Identify the lines that contain the word "source", then copy them.

═══ Listing

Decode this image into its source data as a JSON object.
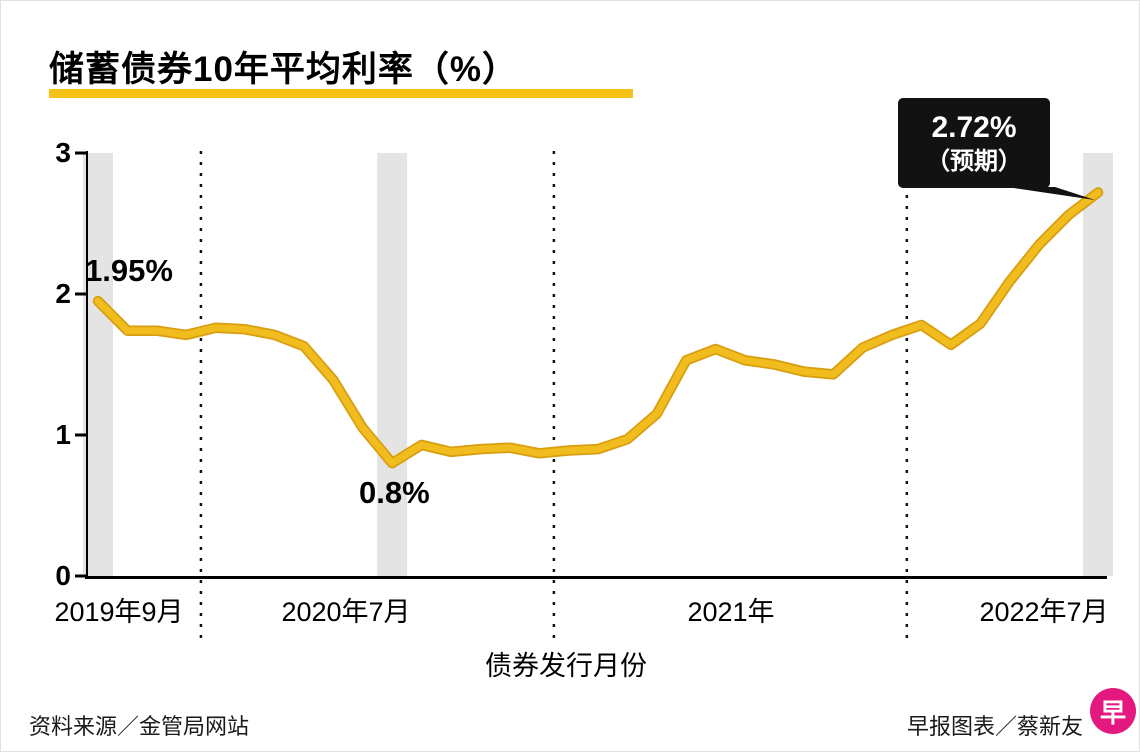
{
  "title": "储蓄债券10年平均利率（%）",
  "chart_data": {
    "type": "line",
    "series_name": "储蓄债券10年平均利率",
    "x": [
      "2019-09",
      "2019-10",
      "2019-11",
      "2019-12",
      "2020-01",
      "2020-02",
      "2020-03",
      "2020-04",
      "2020-05",
      "2020-06",
      "2020-07",
      "2020-08",
      "2020-09",
      "2020-10",
      "2020-11",
      "2020-12",
      "2021-01",
      "2021-02",
      "2021-03",
      "2021-04",
      "2021-05",
      "2021-06",
      "2021-07",
      "2021-08",
      "2021-09",
      "2021-10",
      "2021-11",
      "2021-12",
      "2022-01",
      "2022-02",
      "2022-03",
      "2022-04",
      "2022-05",
      "2022-06",
      "2022-07"
    ],
    "values": [
      1.95,
      1.74,
      1.74,
      1.71,
      1.76,
      1.75,
      1.71,
      1.63,
      1.39,
      1.05,
      0.8,
      0.93,
      0.88,
      0.9,
      0.91,
      0.87,
      0.89,
      0.9,
      0.97,
      1.15,
      1.53,
      1.61,
      1.53,
      1.5,
      1.45,
      1.43,
      1.62,
      1.71,
      1.78,
      1.64,
      1.79,
      2.09,
      2.35,
      2.56,
      2.72
    ],
    "ylim": [
      0,
      3
    ],
    "y_ticks": [
      "0",
      "1",
      "2",
      "3"
    ],
    "x_tick_labels": [
      "2019年9月",
      "2020年7月",
      "2021年",
      "2022年7月"
    ],
    "xlabel": "债券发行月份",
    "highlighted_months": [
      "2019-09",
      "2020-07",
      "2022-07"
    ],
    "line_color": "#F1BD1E",
    "line_edge_color": "#D89E10",
    "band_color": "#E4E4E4",
    "grid": "dotted-vertical-year-separators",
    "legend": "none",
    "annotations": {
      "start_value": "1.95%",
      "low_value": "0.8%",
      "callout_value": "2.72%",
      "callout_note": "（预期）"
    }
  },
  "footer": {
    "source": "资料来源／金管局网站",
    "credit": "早报图表／蔡新友",
    "logo_char": "早"
  }
}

══════

> [Written answer]
Decode this image into its source data as a JSON object.
    "source": "资料来源／金管局网站",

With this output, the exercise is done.